■ Extrait fourni
>>>>

Toujours dans le but de faire marcher ce logiciel j'ai regarder dans l'historique de mes mises à jours et j'ai bien installé la dernière version de Java (Update 6 pour 10.5)
que dois je faire ? La réinstaller ?
Est ce que cela va m'indiquer qu'elle existe déjà ?
Merci


----------



## totoma27 (14 Avril 2010)

J'ai exactement le même problème, rien y fait. Jdownloader est vide. Je dois obligatoirement le forcer à quitter pou quitter.


----------



## SPIDEY (14 Avril 2010)

je vois que je ne suis pas le seul !
Perso j'ai laissé tombé ne trouvant pas de solutions pour faire marcher ce logiciel, dommage !


----------



## storm952 (15 Avril 2010)

Salut, bon pour moi c bon,

telecharger et installer la version pour java 1.5 que l'on trouve ici > *http://jdownloader.org/download/index*
puis copier jdownloader dans applications

ensuite quitter jdownloader en utilisant " forcer a quitter " ( sous le menu pomme )

<<<<

■ Documents fournis

>>>>

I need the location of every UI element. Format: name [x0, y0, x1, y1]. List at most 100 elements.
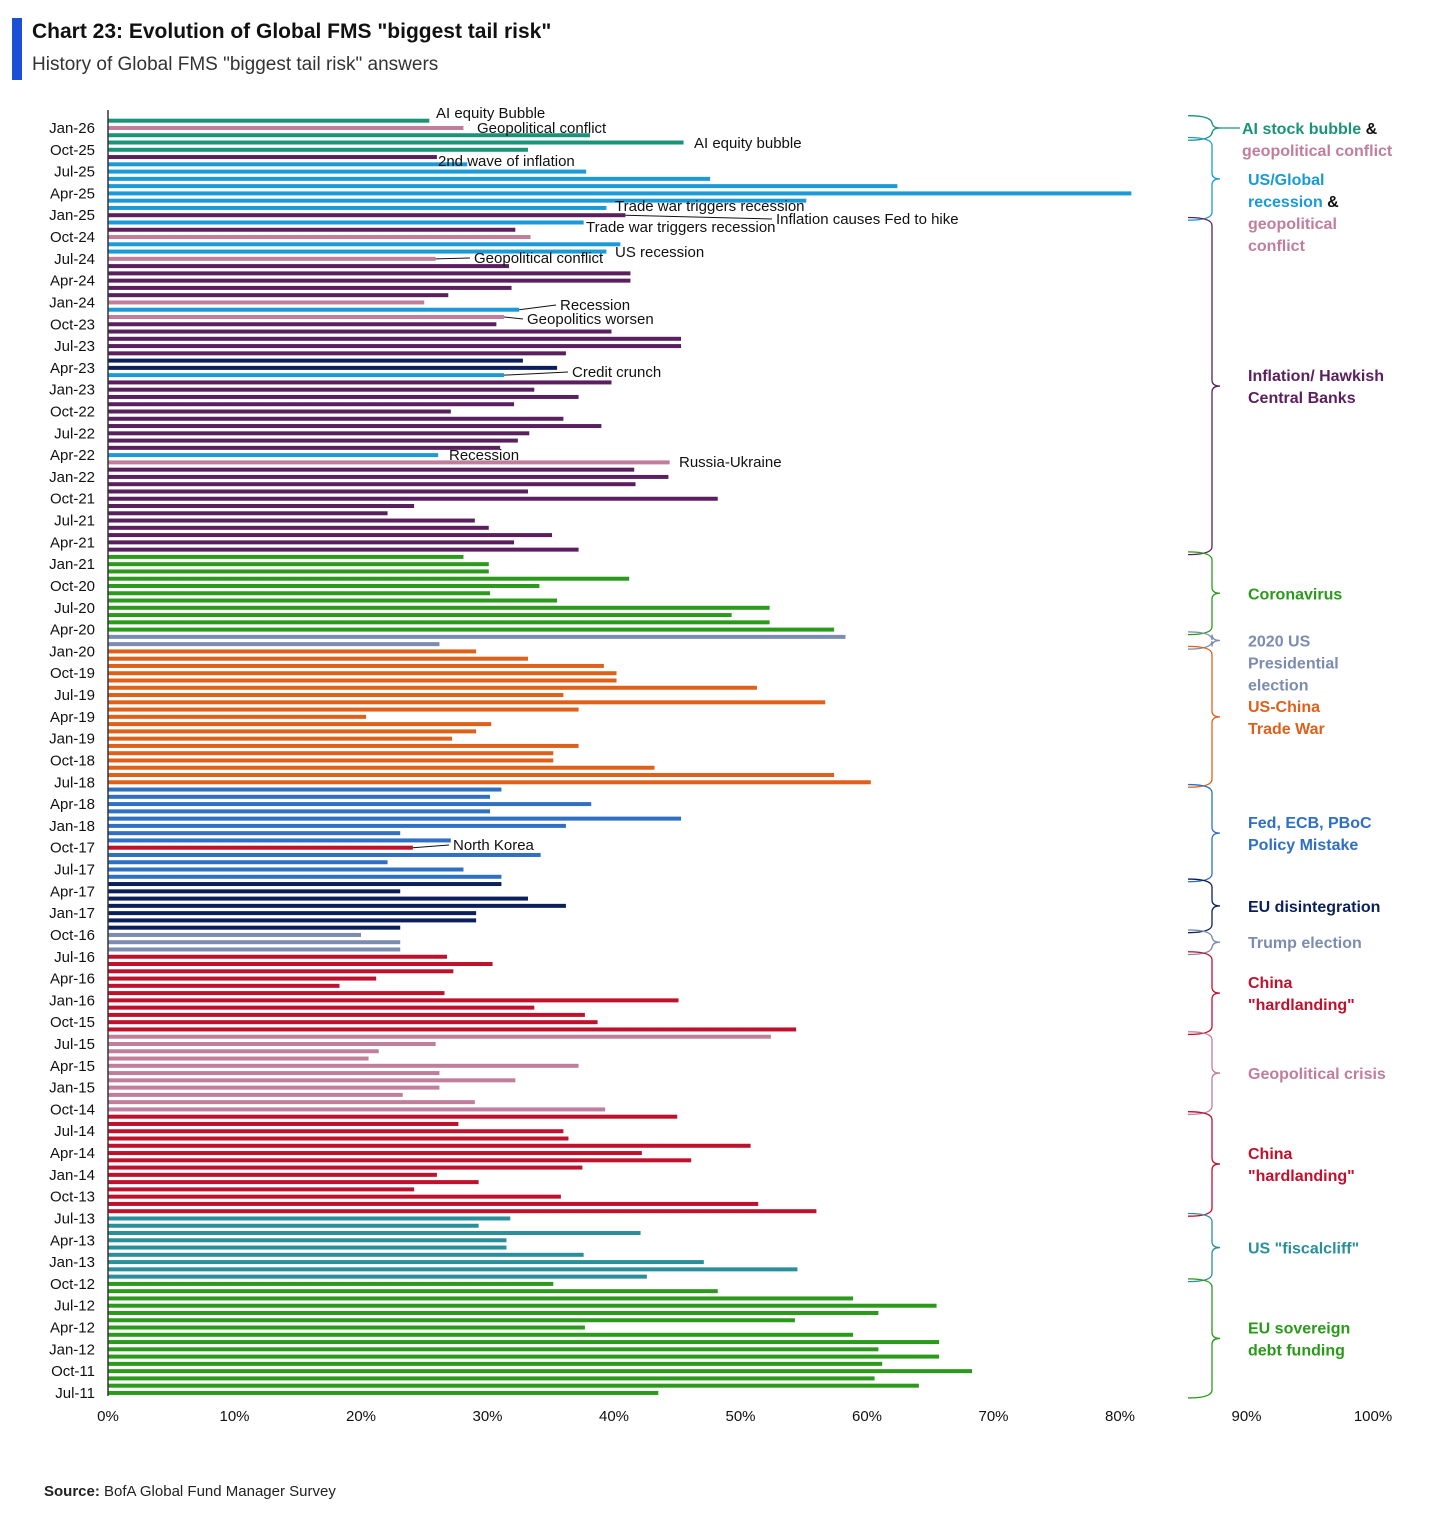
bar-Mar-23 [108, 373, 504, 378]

<<<<

■ Consignes
**1)** Indiquez si chaque affirmation s'accorde avec le fil de discussion sur Jdownloader, en répondant par oui ou par non et en citant à l'identique les mots décisifs. (a) totoma27 dit que Jdownloader fonctionne normalement chez lui. (b) SPIDEY a renoncé à faire marcher le logiciel. (c) storm952 conseille d'installer la version pour java 1.5.
**2)** Poursuivez le fil de discussion sur Jdownloader à partir de la dernière phrase.

■ Réponses rédigées
**1)**
(a) Non : « J'ai exactement le même problème, rien y fait. Jdownloader est vide. »
(b) Oui : « Perso j'ai laissé tombé ne trouvant pas de solutions pour faire marcher ce logiciel »
(c) Oui : « telecharger et installer la version pour java 1.5 »

**2)**
redemarrer le mac

relancer jdownloader qui se trouve dans application, et lorsqu'il vous demander si vous voulez integrer a firefox, cliquer sur ok .

pour moi cela a fonctionner

bonne journée


----------



## Sounki (20 Octobre 2010)

Voici comment faire, tout est expliqué dans ce site (et ce sera valable pour plein d'autre logiciel) : http://www.osxfacile.com/install.html (cas n°2)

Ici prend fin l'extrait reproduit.